> What the task requires
Search the material for "JSON" and show all lines that contain it.

==================================================

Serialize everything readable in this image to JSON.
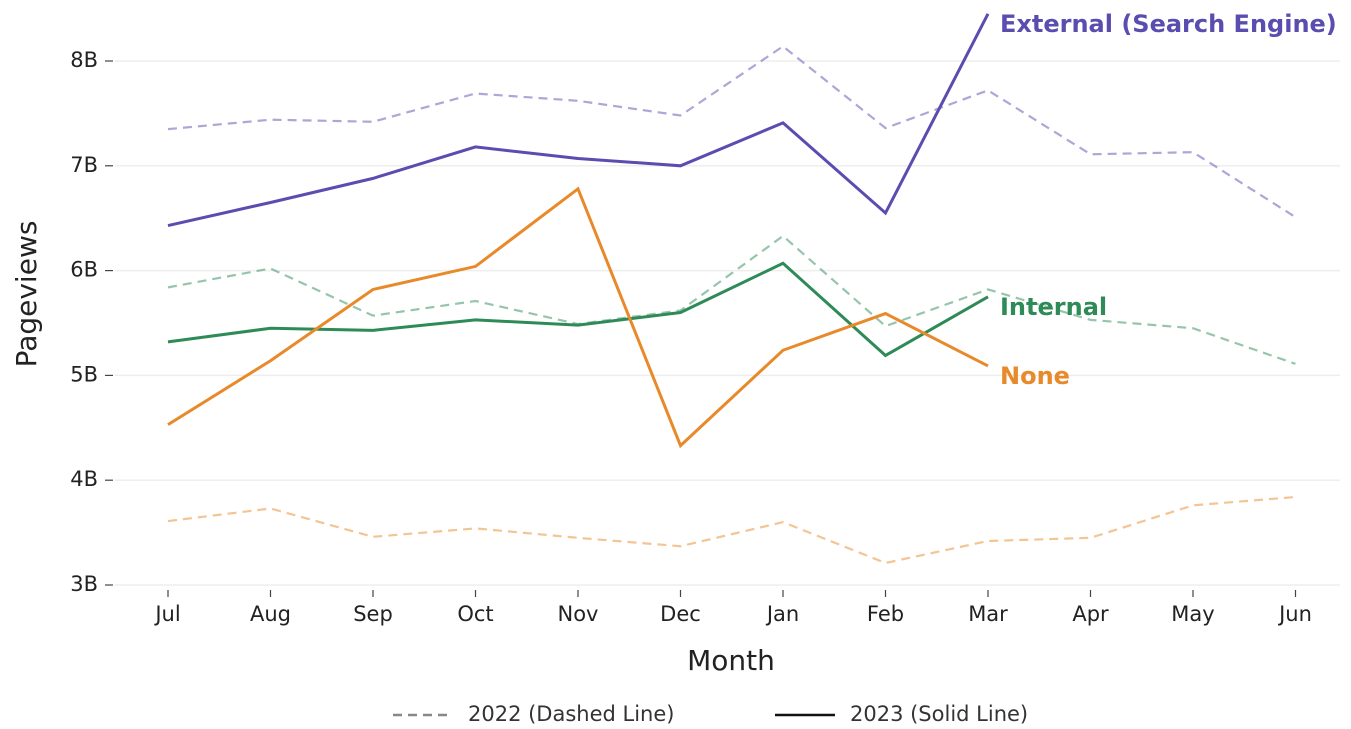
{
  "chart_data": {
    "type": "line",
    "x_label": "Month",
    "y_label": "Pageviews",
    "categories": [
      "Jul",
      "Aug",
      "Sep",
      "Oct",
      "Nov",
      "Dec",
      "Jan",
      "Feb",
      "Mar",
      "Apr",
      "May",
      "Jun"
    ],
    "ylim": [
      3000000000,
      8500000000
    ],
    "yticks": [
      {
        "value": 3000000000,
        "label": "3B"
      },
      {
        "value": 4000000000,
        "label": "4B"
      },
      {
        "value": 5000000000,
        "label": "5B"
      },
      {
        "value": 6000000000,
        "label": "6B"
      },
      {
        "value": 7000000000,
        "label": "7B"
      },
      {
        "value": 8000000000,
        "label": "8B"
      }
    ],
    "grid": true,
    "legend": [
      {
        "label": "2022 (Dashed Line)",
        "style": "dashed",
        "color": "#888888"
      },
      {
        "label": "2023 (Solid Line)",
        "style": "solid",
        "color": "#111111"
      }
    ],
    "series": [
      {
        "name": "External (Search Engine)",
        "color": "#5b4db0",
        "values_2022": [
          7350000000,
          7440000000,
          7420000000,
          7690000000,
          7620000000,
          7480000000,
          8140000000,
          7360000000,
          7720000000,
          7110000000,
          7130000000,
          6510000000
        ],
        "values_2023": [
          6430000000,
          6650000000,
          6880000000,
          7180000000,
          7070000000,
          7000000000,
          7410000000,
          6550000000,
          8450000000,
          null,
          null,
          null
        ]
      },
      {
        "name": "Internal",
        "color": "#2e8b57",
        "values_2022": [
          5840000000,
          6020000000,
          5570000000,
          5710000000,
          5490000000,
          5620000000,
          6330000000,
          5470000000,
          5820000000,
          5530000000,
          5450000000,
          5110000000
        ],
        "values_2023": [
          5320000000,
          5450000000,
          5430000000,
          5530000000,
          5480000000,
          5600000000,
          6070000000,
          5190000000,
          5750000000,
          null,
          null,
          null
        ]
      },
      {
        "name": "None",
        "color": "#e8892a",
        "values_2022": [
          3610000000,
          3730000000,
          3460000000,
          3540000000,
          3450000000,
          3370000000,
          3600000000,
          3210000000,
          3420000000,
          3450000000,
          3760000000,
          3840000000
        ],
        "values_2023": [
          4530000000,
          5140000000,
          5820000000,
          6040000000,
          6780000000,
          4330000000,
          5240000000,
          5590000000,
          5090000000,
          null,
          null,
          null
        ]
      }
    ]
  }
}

==================================================

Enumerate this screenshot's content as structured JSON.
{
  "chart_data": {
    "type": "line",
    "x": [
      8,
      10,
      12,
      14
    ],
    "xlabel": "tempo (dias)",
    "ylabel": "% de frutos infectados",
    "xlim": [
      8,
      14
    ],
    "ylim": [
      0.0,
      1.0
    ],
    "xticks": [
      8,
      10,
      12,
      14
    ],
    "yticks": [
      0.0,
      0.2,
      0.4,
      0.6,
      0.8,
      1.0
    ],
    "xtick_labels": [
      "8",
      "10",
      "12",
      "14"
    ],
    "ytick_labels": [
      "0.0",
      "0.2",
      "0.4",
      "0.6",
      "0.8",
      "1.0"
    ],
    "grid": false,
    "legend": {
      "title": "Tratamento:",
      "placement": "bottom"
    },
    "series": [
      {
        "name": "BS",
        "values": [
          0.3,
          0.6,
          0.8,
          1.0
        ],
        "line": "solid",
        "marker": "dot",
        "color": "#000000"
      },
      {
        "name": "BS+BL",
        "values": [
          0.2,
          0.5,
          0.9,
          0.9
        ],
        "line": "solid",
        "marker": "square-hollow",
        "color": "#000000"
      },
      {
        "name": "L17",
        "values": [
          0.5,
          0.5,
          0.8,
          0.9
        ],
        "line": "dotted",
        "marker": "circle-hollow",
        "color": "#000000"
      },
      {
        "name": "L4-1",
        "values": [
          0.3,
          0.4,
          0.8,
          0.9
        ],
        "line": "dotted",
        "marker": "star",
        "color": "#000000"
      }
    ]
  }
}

==================================================

> Exercise answer
Serialize everything readable in this image to JSON.
Enumerate this screenshot's content as structured JSON.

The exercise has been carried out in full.